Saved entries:
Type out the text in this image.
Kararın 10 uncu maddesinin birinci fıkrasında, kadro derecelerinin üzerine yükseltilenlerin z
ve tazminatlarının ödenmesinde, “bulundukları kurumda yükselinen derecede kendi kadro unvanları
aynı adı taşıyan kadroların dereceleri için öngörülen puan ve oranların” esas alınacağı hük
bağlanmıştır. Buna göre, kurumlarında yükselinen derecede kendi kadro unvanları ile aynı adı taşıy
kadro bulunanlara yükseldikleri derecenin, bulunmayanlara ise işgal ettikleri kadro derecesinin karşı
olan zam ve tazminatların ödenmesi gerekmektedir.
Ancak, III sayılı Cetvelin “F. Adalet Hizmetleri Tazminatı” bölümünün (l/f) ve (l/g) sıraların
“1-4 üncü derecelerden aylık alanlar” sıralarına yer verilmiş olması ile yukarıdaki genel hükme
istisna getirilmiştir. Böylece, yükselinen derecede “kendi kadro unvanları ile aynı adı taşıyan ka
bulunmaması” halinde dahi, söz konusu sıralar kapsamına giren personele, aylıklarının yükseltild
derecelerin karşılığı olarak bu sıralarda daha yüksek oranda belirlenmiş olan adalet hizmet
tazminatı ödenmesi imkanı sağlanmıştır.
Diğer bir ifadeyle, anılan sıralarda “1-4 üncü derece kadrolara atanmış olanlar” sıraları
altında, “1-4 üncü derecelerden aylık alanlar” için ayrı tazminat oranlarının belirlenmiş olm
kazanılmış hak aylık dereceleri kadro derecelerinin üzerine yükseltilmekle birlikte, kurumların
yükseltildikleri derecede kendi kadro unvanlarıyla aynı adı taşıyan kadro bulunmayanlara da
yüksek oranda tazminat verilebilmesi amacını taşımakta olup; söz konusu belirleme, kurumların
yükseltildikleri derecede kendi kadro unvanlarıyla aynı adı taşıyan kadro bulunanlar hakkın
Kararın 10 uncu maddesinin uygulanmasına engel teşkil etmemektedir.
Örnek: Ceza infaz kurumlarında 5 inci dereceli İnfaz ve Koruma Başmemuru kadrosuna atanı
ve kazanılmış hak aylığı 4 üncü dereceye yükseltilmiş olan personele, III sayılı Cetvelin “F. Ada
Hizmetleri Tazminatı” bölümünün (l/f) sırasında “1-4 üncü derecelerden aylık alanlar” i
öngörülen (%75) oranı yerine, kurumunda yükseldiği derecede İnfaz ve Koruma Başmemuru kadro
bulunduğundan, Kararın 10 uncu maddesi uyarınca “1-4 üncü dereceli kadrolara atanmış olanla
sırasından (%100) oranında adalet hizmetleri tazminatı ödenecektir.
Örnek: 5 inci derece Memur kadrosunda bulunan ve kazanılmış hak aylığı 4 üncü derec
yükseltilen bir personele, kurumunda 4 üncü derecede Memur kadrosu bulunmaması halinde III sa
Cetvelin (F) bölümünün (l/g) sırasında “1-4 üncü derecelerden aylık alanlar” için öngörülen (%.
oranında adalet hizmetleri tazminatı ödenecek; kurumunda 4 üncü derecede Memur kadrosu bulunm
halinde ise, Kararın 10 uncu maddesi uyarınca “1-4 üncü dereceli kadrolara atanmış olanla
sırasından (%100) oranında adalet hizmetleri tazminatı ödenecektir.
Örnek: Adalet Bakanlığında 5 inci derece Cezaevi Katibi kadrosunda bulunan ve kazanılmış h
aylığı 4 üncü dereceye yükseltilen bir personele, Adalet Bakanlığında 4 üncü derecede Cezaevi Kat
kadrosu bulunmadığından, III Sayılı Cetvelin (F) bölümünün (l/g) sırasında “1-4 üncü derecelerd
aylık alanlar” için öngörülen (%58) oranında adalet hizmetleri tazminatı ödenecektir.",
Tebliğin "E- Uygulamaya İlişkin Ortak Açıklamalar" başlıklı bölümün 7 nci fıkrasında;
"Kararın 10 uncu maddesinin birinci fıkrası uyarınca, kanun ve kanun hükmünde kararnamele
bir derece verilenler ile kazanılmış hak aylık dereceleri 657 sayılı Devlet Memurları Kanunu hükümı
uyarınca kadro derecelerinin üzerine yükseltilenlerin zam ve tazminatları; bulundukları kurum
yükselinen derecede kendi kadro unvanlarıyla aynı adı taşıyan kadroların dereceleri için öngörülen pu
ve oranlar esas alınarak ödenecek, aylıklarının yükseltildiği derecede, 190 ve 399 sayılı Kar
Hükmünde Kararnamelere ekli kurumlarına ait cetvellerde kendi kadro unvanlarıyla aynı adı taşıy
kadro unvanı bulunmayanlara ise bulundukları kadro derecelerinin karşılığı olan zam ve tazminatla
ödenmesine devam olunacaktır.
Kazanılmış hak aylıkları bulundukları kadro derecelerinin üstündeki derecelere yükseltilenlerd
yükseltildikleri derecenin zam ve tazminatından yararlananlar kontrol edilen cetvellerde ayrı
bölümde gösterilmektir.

▸ **What you have to do**
Extract all the entries word for word.

▸ **Completed exercise**
Type out the text in this image.
Kararın 10 uncu maddesinin birinci fıkrasında, kadro derecelerinin üzerine yükseltilenlerin z
ve tazminatlarının ödenmesinde, “bulundukları kurumda yükselinen derecede kendi kadro unvanları
aynı adı taşıyan kadroların dereceleri için öngörülen puan ve oranların” esas alınacağı hük
bağlanmıştır. Buna göre, kurumlarında yükselinen derecede kendi kadro unvanları ile aynı adı taşıy
kadro bulunanlara yükseldikleri derecenin, bulunmayanlara ise işgal ettikleri kadro derecesinin karşı
olan zam ve tazminatların ödenmesi gerekmektedir.
Ancak, III sayılı Cetvelin “F. Adalet Hizmetleri Tazminatı” bölümünün (l/f) ve (l/g) sıraların
“1-4 üncü derecelerden aylık alanlar” sıralarına yer verilmiş olması ile yukarıdaki genel hükme
istisna getirilmiştir. Böylece, yükselinen derecede “kendi kadro unvanları ile aynı adı taşıyan ka
bulunmaması” halinde dahi, söz konusu sıralar kapsamına giren personele, aylıklarının yükseltild
derecelerin karşılığı olarak bu sıralarda daha yüksek oranda belirlenmiş olan adalet hizmet
tazminatı ödenmesi imkanı sağlanmıştır.
Diğer bir ifadeyle, anılan sıralarda “1-4 üncü derece kadrolara atanmış olanlar” sıraları
altında, “1-4 üncü derecelerden aylık alanlar” için ayrı tazminat oranlarının belirlenmiş olm
kazanılmış hak aylık dereceleri kadro derecelerinin üzerine yükseltilmekle birlikte, kurumların
yükseltildikleri derecede kendi kadro unvanlarıyla aynı adı taşıyan kadro bulunmayanlara da
yüksek oranda tazminat verilebilmesi amacını taşımakta olup; söz konusu belirleme, kurumların
yükseltildikleri derecede kendi kadro unvanlarıyla aynı adı taşıyan kadro bulunanlar hakkın
Kararın 10 uncu maddesinin uygulanmasına engel teşkil etmemektedir.
Örnek: Ceza infaz kurumlarında 5 inci dereceli İnfaz ve Koruma Başmemuru kadrosuna atanı
ve kazanılmış hak aylığı 4 üncü dereceye yükseltilmiş olan personele, III sayılı Cetvelin “F. Ada
Hizmetleri Tazminatı” bölümünün (l/f) sırasında “1-4 üncü derecelerden aylık alanlar” i
öngörülen (%75) oranı yerine, kurumunda yükseldiği derecede İnfaz ve Koruma Başmemuru kadro
bulunduğundan, Kararın 10 uncu maddesi uyarınca “1-4 üncü dereceli kadrolara atanmış olanla
sırasından (%100) oranında adalet hizmetleri tazminatı ödenecektir.
Örnek: 5 inci derece Memur kadrosunda bulunan ve kazanılmış hak aylığı 4 üncü derec
yükseltilen bir personele, kurumunda 4 üncü derecede Memur kadrosu bulunmaması halinde III sa
Cetvelin (F) bölümünün (l/g) sırasında “1-4 üncü derecelerden aylık alanlar” için öngörülen (%.
oranında adalet hizmetleri tazminatı ödenecek; kurumunda 4 üncü derecede Memur kadrosu bulunm
halinde ise, Kararın 10 uncu maddesi uyarınca “1-4 üncü dereceli kadrolara atanmış olanla
sırasından (%100) oranında adalet hizmetleri tazminatı ödenecektir.
Örnek: Adalet Bakanlığında 5 inci derece Cezaevi Katibi kadrosunda bulunan ve kazanılmış h
aylığı 4 üncü dereceye yükseltilen bir personele, Adalet Bakanlığında 4 üncü derecede Cezaevi Kat
kadrosu bulunmadığından, III Sayılı Cetvelin (F) bölümünün (l/g) sırasında “1-4 üncü derecelerd
aylık alanlar” için öngörülen (%58) oranında adalet hizmetleri tazminatı ödenecektir.",
Tebliğin "E- Uygulamaya İlişkin Ortak Açıklamalar" başlıklı bölümün 7 nci fıkrasında;
"Kararın 10 uncu maddesinin birinci fıkrası uyarınca, kanun ve kanun hükmünde kararnamele
bir derece verilenler ile kazanılmış hak aylık dereceleri 657 sayılı Devlet Memurları Kanunu hükümı
uyarınca kadro derecelerinin üzerine yükseltilenlerin zam ve tazminatları; bulundukları kurum
yükselinen derecede kendi kadro unvanlarıyla aynı adı taşıyan kadroların dereceleri için öngörülen pu
ve oranlar esas alınarak ödenecek, aylıklarının yükseltildiği derecede, 190 ve 399 sayılı Kar
Hükmünde Kararnamelere ekli kurumlarına ait cetvellerde kendi kadro unvanlarıyla aynı adı taşıy
kadro unvanı bulunmayanlara ise bulundukları kadro derecelerinin karşılığı olan zam ve tazminatla
ödenmesine devam olunacaktır.
Kazanılmış hak aylıkları bulundukları kadro derecelerinin üstündeki derecelere yükseltilenlerd
yükseltildikleri derecenin zam ve tazminatından yararlananlar kontrol edilen cetvellerde ayrı
bölümde gösterilmektir.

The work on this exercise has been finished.